## ENTRIES SUPPLIED
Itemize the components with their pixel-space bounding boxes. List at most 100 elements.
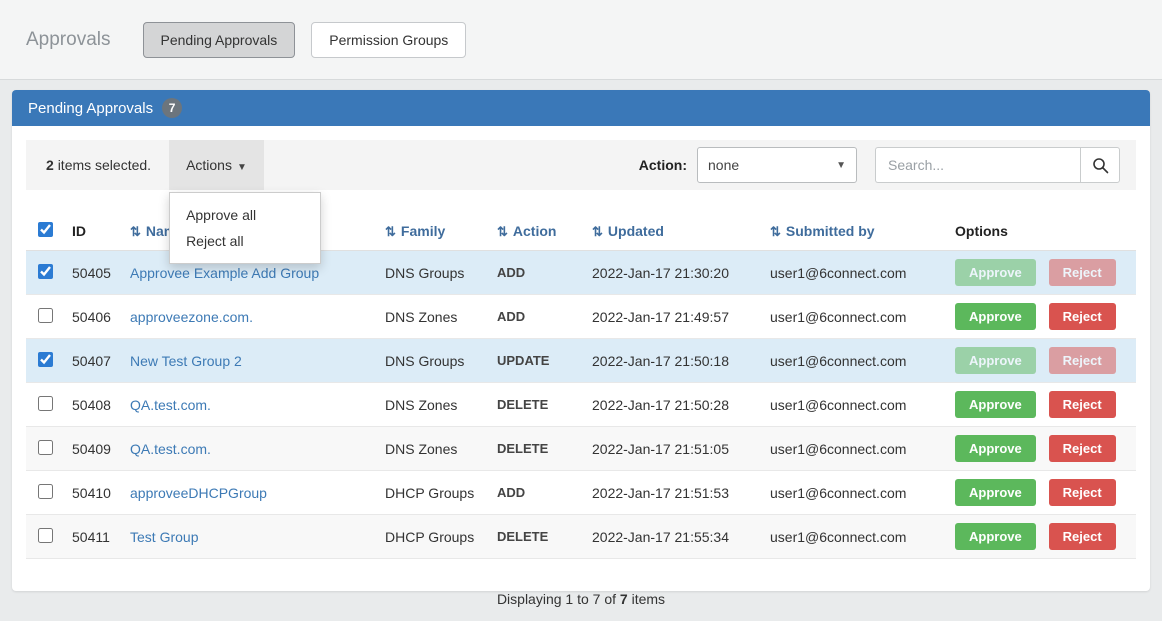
- col-submitted-by[interactable]: ⇅Submitted by: [762, 212, 947, 251]
- col-action[interactable]: ⇅Action: [489, 212, 584, 251]
- row-id: 50405: [64, 251, 122, 295]
- row-updated: 2022-Jan-17 21:49:57: [584, 295, 762, 339]
- action-label: Action:: [639, 157, 687, 173]
- search-group: [875, 147, 1120, 183]
- row-updated: 2022-Jan-17 21:55:34: [584, 515, 762, 559]
- reject-button[interactable]: Reject: [1049, 391, 1116, 418]
- reject-button[interactable]: Reject: [1049, 479, 1116, 506]
- row-checkbox[interactable]: [38, 440, 53, 455]
- caret-down-icon: ▼: [237, 162, 247, 173]
- pagination-total: 7: [620, 591, 628, 607]
- actions-dropdown-wrap: Actions▼ Approve all Reject all: [169, 140, 264, 190]
- search-input[interactable]: [875, 147, 1080, 183]
- table-row: 50411 Test Group DHCP Groups DELETE 2022…: [26, 515, 1136, 559]
- row-action: ADD: [489, 471, 584, 515]
- col-options: Options: [947, 212, 1136, 251]
- menu-item-approve-all[interactable]: Approve all: [170, 202, 320, 228]
- approve-button[interactable]: Approve: [955, 391, 1036, 418]
- row-action: ADD: [489, 295, 584, 339]
- row-family: DNS Zones: [377, 427, 489, 471]
- sort-icon: ⇅: [130, 224, 141, 239]
- row-id: 50411: [64, 515, 122, 559]
- table-body: 50405 Approvee Example Add Group DNS Gro…: [26, 251, 1136, 559]
- row-action: ADD: [489, 251, 584, 295]
- row-checkbox[interactable]: [38, 396, 53, 411]
- pending-approvals-panel: Pending Approvals 7 2 items selected. Ac…: [12, 90, 1150, 591]
- row-action: DELETE: [489, 515, 584, 559]
- row-name-link[interactable]: QA.test.com.: [130, 397, 211, 413]
- row-submitted-by: user1@6connect.com: [762, 427, 947, 471]
- row-action: DELETE: [489, 427, 584, 471]
- approve-button[interactable]: Approve: [955, 523, 1036, 550]
- row-name-link[interactable]: Approvee Example Add Group: [130, 265, 319, 281]
- row-name-link[interactable]: New Test Group 2: [130, 353, 242, 369]
- reject-button[interactable]: Reject: [1049, 435, 1116, 462]
- page-title: Approvals: [26, 29, 111, 51]
- reject-button[interactable]: Reject: [1049, 303, 1116, 330]
- actions-button[interactable]: Actions▼: [169, 140, 264, 190]
- row-updated: 2022-Jan-17 21:50:28: [584, 383, 762, 427]
- action-select-value: none: [708, 157, 739, 173]
- row-checkbox[interactable]: [38, 484, 53, 499]
- col-family[interactable]: ⇅Family: [377, 212, 489, 251]
- search-button[interactable]: [1080, 147, 1120, 183]
- pagination-status: Displaying 1 to 7 of 7 items: [26, 591, 1136, 607]
- row-name-link[interactable]: Test Group: [130, 529, 198, 545]
- table-row: 50408 QA.test.com. DNS Zones DELETE 2022…: [26, 383, 1136, 427]
- panel-title: Pending Approvals: [28, 100, 153, 117]
- reject-button[interactable]: Reject: [1049, 523, 1116, 550]
- row-checkbox[interactable]: [38, 528, 53, 543]
- row-name-link[interactable]: QA.test.com.: [130, 441, 211, 457]
- row-submitted-by: user1@6connect.com: [762, 295, 947, 339]
- col-updated[interactable]: ⇅Updated: [584, 212, 762, 251]
- reject-button[interactable]: Reject: [1049, 347, 1116, 374]
- row-action: UPDATE: [489, 339, 584, 383]
- sort-icon: ⇅: [592, 224, 603, 239]
- row-checkbox[interactable]: [38, 308, 53, 323]
- row-id: 50409: [64, 427, 122, 471]
- row-submitted-by: user1@6connect.com: [762, 339, 947, 383]
- row-family: DNS Groups: [377, 339, 489, 383]
- approve-button[interactable]: Approve: [955, 479, 1036, 506]
- approve-button[interactable]: Approve: [955, 347, 1036, 374]
- pagination-prefix: Displaying 1 to 7 of: [497, 591, 620, 607]
- toolbar-right: Action: none ▼: [639, 147, 1136, 183]
- tab-permission-groups[interactable]: Permission Groups: [311, 22, 466, 58]
- panel-body: 2 items selected. Actions▼ Approve all R…: [12, 126, 1150, 621]
- action-select[interactable]: none ▼: [697, 147, 857, 183]
- approve-button[interactable]: Approve: [955, 435, 1036, 462]
- row-family: DHCP Groups: [377, 515, 489, 559]
- tab-pending-approvals[interactable]: Pending Approvals: [143, 22, 296, 58]
- row-updated: 2022-Jan-17 21:51:53: [584, 471, 762, 515]
- row-checkbox[interactable]: [38, 352, 53, 367]
- selected-label: items selected.: [58, 157, 151, 173]
- table-row: 50409 QA.test.com. DNS Zones DELETE 2022…: [26, 427, 1136, 471]
- sort-icon: ⇅: [497, 224, 508, 239]
- sort-icon: ⇅: [770, 224, 781, 239]
- menu-item-reject-all[interactable]: Reject all: [170, 228, 320, 254]
- row-id: 50410: [64, 471, 122, 515]
- approve-button[interactable]: Approve: [955, 303, 1036, 330]
- panel-header: Pending Approvals 7: [12, 90, 1150, 126]
- row-checkbox[interactable]: [38, 264, 53, 279]
- toolbar: 2 items selected. Actions▼ Approve all R…: [26, 140, 1136, 190]
- row-updated: 2022-Jan-17 21:51:05: [584, 427, 762, 471]
- row-name-link[interactable]: approveezone.com.: [130, 309, 253, 325]
- row-name-link[interactable]: approveeDHCPGroup: [130, 485, 267, 501]
- sort-icon: ⇅: [385, 224, 396, 239]
- selected-count: 2: [46, 157, 54, 173]
- selected-info: 2 items selected.: [26, 157, 169, 173]
- table-row: 50410 approveeDHCPGroup DHCP Groups ADD …: [26, 471, 1136, 515]
- row-family: DNS Zones: [377, 295, 489, 339]
- row-family: DHCP Groups: [377, 471, 489, 515]
- reject-button[interactable]: Reject: [1049, 259, 1116, 286]
- row-submitted-by: user1@6connect.com: [762, 471, 947, 515]
- top-bar: Approvals Pending Approvals Permission G…: [0, 0, 1162, 80]
- actions-menu: Approve all Reject all: [169, 192, 321, 264]
- row-id: 50406: [64, 295, 122, 339]
- approve-button[interactable]: Approve: [955, 259, 1036, 286]
- search-icon: [1092, 157, 1109, 174]
- select-all-checkbox[interactable]: [38, 222, 53, 237]
- row-family: DNS Groups: [377, 251, 489, 295]
- row-submitted-by: user1@6connect.com: [762, 383, 947, 427]
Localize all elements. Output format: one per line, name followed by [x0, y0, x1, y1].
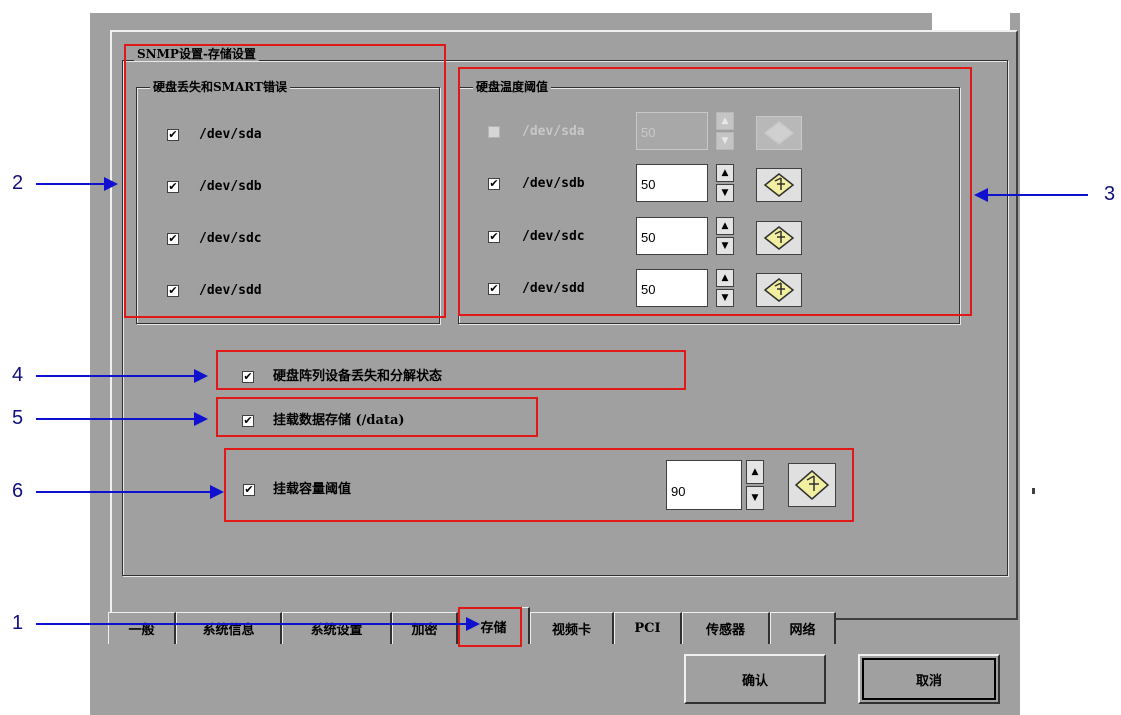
tab-system-settings[interactable]: 系统设置	[282, 612, 392, 644]
cancel-button[interactable]: 取消	[858, 654, 1000, 704]
sdb-temp-down-icon[interactable]: ▼	[716, 184, 734, 202]
sdb-temp-apply-button[interactable]	[756, 168, 802, 202]
sdb-temp-checkbox[interactable]: ✔	[488, 178, 500, 190]
sda-temp-down-icon: ▼	[716, 132, 734, 150]
callout-label-4: 4	[12, 364, 24, 386]
callout-label-5: 5	[12, 407, 24, 429]
disk-loss-group	[136, 87, 440, 324]
sdc-temp-label: /dev/sdc	[522, 229, 585, 244]
callout-arrow-3	[974, 188, 1088, 202]
sdb-temp-field[interactable]: 50	[636, 164, 708, 202]
sda-temp-up-icon: ▲	[716, 112, 734, 130]
tab-pci[interactable]: PCI	[614, 612, 682, 644]
capacity-spinner[interactable]: ▲ ▼	[746, 460, 764, 510]
sdc-temp-checkbox[interactable]: ✔	[488, 231, 500, 243]
apply-pointer-icon	[763, 278, 795, 302]
sdd-loss-label: /dev/sdd	[199, 283, 262, 298]
apply-pointer-icon	[763, 121, 795, 145]
snmp-storage-legend: SNMP设置-存储设置	[134, 47, 259, 61]
sdc-temp-up-icon[interactable]: ▲	[716, 217, 734, 235]
callout-label-3: 3	[1104, 183, 1116, 205]
tab-video-card[interactable]: 视频卡	[530, 612, 614, 644]
callout-arrow-6	[36, 485, 224, 499]
sdc-loss-label: /dev/sdc	[199, 231, 262, 246]
sdb-temp-label: /dev/sdb	[522, 176, 585, 191]
disk-loss-legend: 硬盘丢失和SMART错误	[150, 80, 290, 94]
callout-label-1: 1	[12, 612, 24, 634]
sdd-temp-checkbox[interactable]: ✔	[488, 283, 500, 295]
apply-pointer-icon	[794, 470, 830, 500]
mount-label: 挂载数据存储 (/data)	[273, 413, 405, 428]
sdd-temp-down-icon[interactable]: ▼	[716, 289, 734, 307]
sda-temp-field: 50	[636, 112, 708, 150]
callout-label-2: 2	[12, 172, 24, 194]
tab-network[interactable]: 网络	[770, 612, 836, 644]
capacity-field[interactable]: 90	[666, 460, 742, 510]
ok-button[interactable]: 确认	[684, 654, 826, 704]
sdd-temp-apply-button[interactable]	[756, 273, 802, 307]
tab-sensors[interactable]: 传感器	[682, 612, 770, 644]
capacity-label: 挂载容量阈值	[273, 482, 352, 497]
sda-temp-checkbox	[488, 126, 500, 138]
callout-label-6: 6	[12, 480, 24, 502]
sda-temp-spinner: ▲ ▼	[716, 112, 734, 150]
sdb-temp-spinner[interactable]: ▲ ▼	[716, 164, 734, 202]
callout-arrow-1	[36, 617, 480, 631]
window-notch	[932, 0, 1010, 30]
tab-system-info[interactable]: 系统信息	[176, 612, 282, 644]
sdb-temp-up-icon[interactable]: ▲	[716, 164, 734, 182]
sdd-loss-checkbox[interactable]: ✔	[167, 285, 179, 297]
sdd-temp-field[interactable]: 50	[636, 269, 708, 307]
sdb-loss-label: /dev/sdb	[199, 179, 262, 194]
sdd-temp-up-icon[interactable]: ▲	[716, 269, 734, 287]
tab-encryption[interactable]: 加密	[392, 612, 458, 644]
callout-arrow-5	[36, 412, 208, 426]
sdc-temp-apply-button[interactable]	[756, 221, 802, 255]
capacity-down-icon[interactable]: ▼	[746, 486, 764, 510]
apply-pointer-icon	[763, 226, 795, 250]
sdc-temp-down-icon[interactable]: ▼	[716, 237, 734, 255]
raid-label: 硬盘阵列设备丢失和分解状态	[273, 369, 443, 384]
sdc-temp-spinner[interactable]: ▲ ▼	[716, 217, 734, 255]
sdb-loss-checkbox[interactable]: ✔	[167, 181, 179, 193]
sdc-loss-checkbox[interactable]: ✔	[167, 233, 179, 245]
mount-checkbox[interactable]: ✔	[242, 415, 254, 427]
callout-arrow-2	[36, 177, 118, 191]
sda-loss-checkbox[interactable]: ✔	[167, 129, 179, 141]
capacity-apply-button[interactable]	[788, 463, 836, 507]
apply-pointer-icon	[763, 173, 795, 197]
capacity-checkbox[interactable]: ✔	[243, 484, 255, 496]
edge-mark	[1032, 488, 1035, 494]
sdd-temp-spinner[interactable]: ▲ ▼	[716, 269, 734, 307]
tab-general[interactable]: 一般	[108, 612, 176, 644]
raid-checkbox[interactable]: ✔	[242, 371, 254, 383]
sdd-temp-label: /dev/sdd	[522, 281, 585, 296]
sda-temp-label: /dev/sda	[522, 124, 585, 139]
callout-arrow-4	[36, 369, 208, 383]
capacity-up-icon[interactable]: ▲	[746, 460, 764, 484]
disk-temp-legend: 硬盘温度阈值	[473, 80, 552, 94]
sda-temp-apply-button	[756, 116, 802, 150]
sda-loss-label: /dev/sda	[199, 127, 262, 142]
sdc-temp-field[interactable]: 50	[636, 217, 708, 255]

## EXERCISE GOAL
Find every line in the records that contains the string "callout", and copy each of those lines; matching is case-sensitive.

## ANSWER FOR THE TASK
callout-label-4: 4	[12, 364, 24, 386]
callout-label-5: 5	[12, 407, 24, 429]
callout-arrow-3	[974, 188, 1088, 202]
callout-label-3: 3	[1104, 183, 1116, 205]
callout-arrow-6	[36, 485, 224, 499]
callout-label-1: 1	[12, 612, 24, 634]
callout-label-2: 2	[12, 172, 24, 194]
callout-label-6: 6	[12, 480, 24, 502]
callout-arrow-1	[36, 617, 480, 631]
callout-arrow-5	[36, 412, 208, 426]
callout-arrow-2	[36, 177, 118, 191]
callout-arrow-4	[36, 369, 208, 383]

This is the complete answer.